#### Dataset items
════════

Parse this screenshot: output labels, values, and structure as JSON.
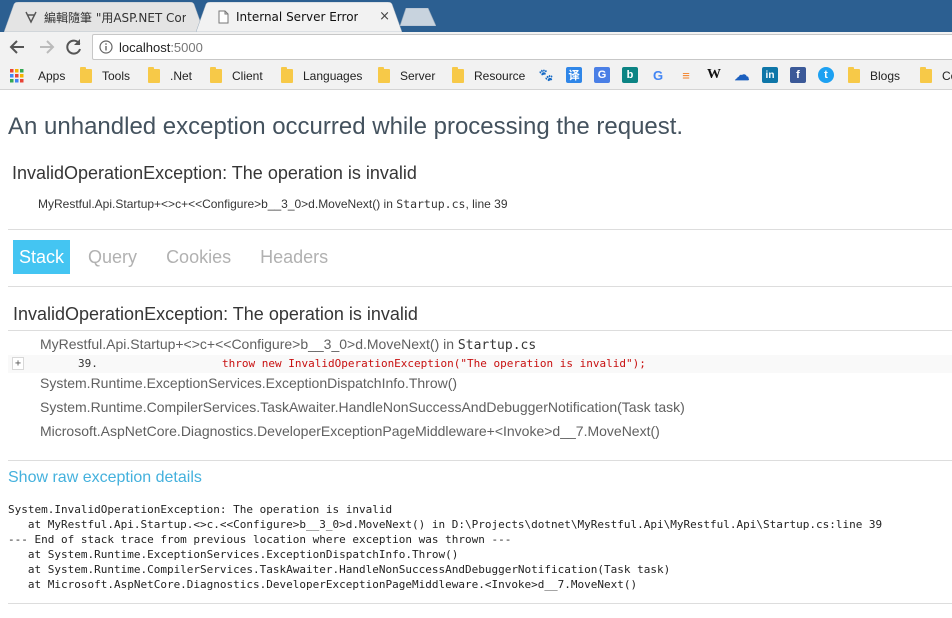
{
  "browser": {
    "tabs": [
      {
        "title": "編輯隨筆 \"用ASP.NET Cor",
        "active": false
      },
      {
        "title": "Internal Server Error",
        "active": true
      }
    ],
    "close_glyph": "×",
    "url_host": "localhost",
    "url_port": ":5000",
    "bookmarks": [
      {
        "label": "Apps",
        "kind": "apps"
      },
      {
        "label": "Tools",
        "kind": "folder"
      },
      {
        "label": ".Net",
        "kind": "folder"
      },
      {
        "label": "Client",
        "kind": "folder"
      },
      {
        "label": "Languages",
        "kind": "folder"
      },
      {
        "label": "Server",
        "kind": "folder"
      },
      {
        "label": "Resource",
        "kind": "folder"
      },
      {
        "label": "Blogs",
        "kind": "folder"
      },
      {
        "label": "Co",
        "kind": "folder"
      }
    ],
    "bookmark_icons": [
      {
        "name": "baidu-paw-icon",
        "glyph": "🐾",
        "color": "#2f6fe0"
      },
      {
        "name": "translate-icon",
        "glyph": "译",
        "color": "#2f86e8"
      },
      {
        "name": "google-translate-icon",
        "glyph": "G",
        "color": "#4a7fe6"
      },
      {
        "name": "bing-icon",
        "glyph": "b",
        "color": "#0c8484"
      },
      {
        "name": "google-icon",
        "glyph": "G",
        "color": "#ffffff"
      },
      {
        "name": "stackoverflow-icon",
        "glyph": "≡",
        "color": "#f48024"
      },
      {
        "name": "wikipedia-icon",
        "glyph": "W",
        "color": "#ffffff"
      },
      {
        "name": "onedrive-icon",
        "glyph": "☁",
        "color": "#ffffff"
      },
      {
        "name": "linkedin-icon",
        "glyph": "in",
        "color": "#0e76a8"
      },
      {
        "name": "facebook-icon",
        "glyph": "f",
        "color": "#3b5998"
      },
      {
        "name": "twitter-icon",
        "glyph": "t",
        "color": "#ffffff"
      }
    ]
  },
  "page": {
    "heading": "An unhandled exception occurred while processing the request.",
    "exception_title": "InvalidOperationException: The operation is invalid",
    "location_method": "MyRestful.Api.Startup+<>c+<<Configure>b__3_0>d.MoveNext() in ",
    "location_file": "Startup.cs",
    "location_line": ", line 39",
    "tabs": [
      "Stack",
      "Query",
      "Cookies",
      "Headers"
    ],
    "selected_tab": "Stack",
    "stack_title": "InvalidOperationException: The operation is invalid",
    "frames": [
      {
        "method": "MyRestful.Api.Startup+<>c+<<Configure>b__3_0>d.MoveNext() in ",
        "file": "Startup.cs"
      },
      {
        "method": "System.Runtime.ExceptionServices.ExceptionDispatchInfo.Throw()"
      },
      {
        "method": "System.Runtime.CompilerServices.TaskAwaiter.HandleNonSuccessAndDebuggerNotification(Task task)"
      },
      {
        "method": "Microsoft.AspNetCore.Diagnostics.DeveloperExceptionPageMiddleware+<Invoke>d__7.MoveNext()"
      }
    ],
    "source_expander": "+",
    "source_line_number": "39.",
    "source_line_code": "throw new InvalidOperationException(\"The operation is invalid\");",
    "raw_link": "Show raw exception details",
    "raw_text": "System.InvalidOperationException: The operation is invalid\n   at MyRestful.Api.Startup.<>c.<<Configure>b__3_0>d.MoveNext() in D:\\Projects\\dotnet\\MyRestful.Api\\MyRestful.Api\\Startup.cs:line 39\n--- End of stack trace from previous location where exception was thrown ---\n   at System.Runtime.ExceptionServices.ExceptionDispatchInfo.Throw()\n   at System.Runtime.CompilerServices.TaskAwaiter.HandleNonSuccessAndDebuggerNotification(Task task)\n   at Microsoft.AspNetCore.Diagnostics.DeveloperExceptionPageMiddleware.<Invoke>d__7.MoveNext()"
  },
  "colors": {
    "tab_selected": "#44c5f2",
    "link": "#44b1dd",
    "error_code": "#c81010"
  }
}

════════

Transcribe the material exactly, and leave out whatever pictures it holds.

#### Exercise response
Parse this screenshot: output labels, values, and structure as JSON.
{
  "browser": {
    "tabs": [
      {
        "title": "編輯隨筆 \"用ASP.NET Cor",
        "active": false
      },
      {
        "title": "Internal Server Error",
        "active": true
      }
    ],
    "close_glyph": "×",
    "url_host": "localhost",
    "url_port": ":5000",
    "bookmarks": [
      {
        "label": "Apps",
        "kind": "apps"
      },
      {
        "label": "Tools",
        "kind": "folder"
      },
      {
        "label": ".Net",
        "kind": "folder"
      },
      {
        "label": "Client",
        "kind": "folder"
      },
      {
        "label": "Languages",
        "kind": "folder"
      },
      {
        "label": "Server",
        "kind": "folder"
      },
      {
        "label": "Resource",
        "kind": "folder"
      },
      {
        "label": "Blogs",
        "kind": "folder"
      },
      {
        "label": "Co",
        "kind": "folder"
      }
    ],
    "bookmark_icons": [
      {
        "name": "baidu-paw-icon",
        "glyph": "🐾",
        "color": "#2f6fe0"
      },
      {
        "name": "translate-icon",
        "glyph": "译",
        "color": "#2f86e8"
      },
      {
        "name": "google-translate-icon",
        "glyph": "G",
        "color": "#4a7fe6"
      },
      {
        "name": "bing-icon",
        "glyph": "b",
        "color": "#0c8484"
      },
      {
        "name": "google-icon",
        "glyph": "G",
        "color": "#ffffff"
      },
      {
        "name": "stackoverflow-icon",
        "glyph": "≡",
        "color": "#f48024"
      },
      {
        "name": "wikipedia-icon",
        "glyph": "W",
        "color": "#ffffff"
      },
      {
        "name": "onedrive-icon",
        "glyph": "☁",
        "color": "#ffffff"
      },
      {
        "name": "linkedin-icon",
        "glyph": "in",
        "color": "#0e76a8"
      },
      {
        "name": "facebook-icon",
        "glyph": "f",
        "color": "#3b5998"
      },
      {
        "name": "twitter-icon",
        "glyph": "t",
        "color": "#ffffff"
      }
    ]
  },
  "page": {
    "heading": "An unhandled exception occurred while processing the request.",
    "exception_title": "InvalidOperationException: The operation is invalid",
    "location_method": "MyRestful.Api.Startup+<>c+<<Configure>b__3_0>d.MoveNext() in ",
    "location_file": "Startup.cs",
    "location_line": ", line 39",
    "tabs": [
      "Stack",
      "Query",
      "Cookies",
      "Headers"
    ],
    "selected_tab": "Stack",
    "stack_title": "InvalidOperationException: The operation is invalid",
    "frames": [
      {
        "method": "MyRestful.Api.Startup+<>c+<<Configure>b__3_0>d.MoveNext() in ",
        "file": "Startup.cs"
      },
      {
        "method": "System.Runtime.ExceptionServices.ExceptionDispatchInfo.Throw()"
      },
      {
        "method": "System.Runtime.CompilerServices.TaskAwaiter.HandleNonSuccessAndDebuggerNotification(Task task)"
      },
      {
        "method": "Microsoft.AspNetCore.Diagnostics.DeveloperExceptionPageMiddleware+<Invoke>d__7.MoveNext()"
      }
    ],
    "source_expander": "+",
    "source_line_number": "39.",
    "source_line_code": "throw new InvalidOperationException(\"The operation is invalid\");",
    "raw_link": "Show raw exception details",
    "raw_text": "System.InvalidOperationException: The operation is invalid\n   at MyRestful.Api.Startup.<>c.<<Configure>b__3_0>d.MoveNext() in D:\\Projects\\dotnet\\MyRestful.Api\\MyRestful.Api\\Startup.cs:line 39\n--- End of stack trace from previous location where exception was thrown ---\n   at System.Runtime.ExceptionServices.ExceptionDispatchInfo.Throw()\n   at System.Runtime.CompilerServices.TaskAwaiter.HandleNonSuccessAndDebuggerNotification(Task task)\n   at Microsoft.AspNetCore.Diagnostics.DeveloperExceptionPageMiddleware.<Invoke>d__7.MoveNext()"
  },
  "colors": {
    "tab_selected": "#44c5f2",
    "link": "#44b1dd",
    "error_code": "#c81010"
  }
}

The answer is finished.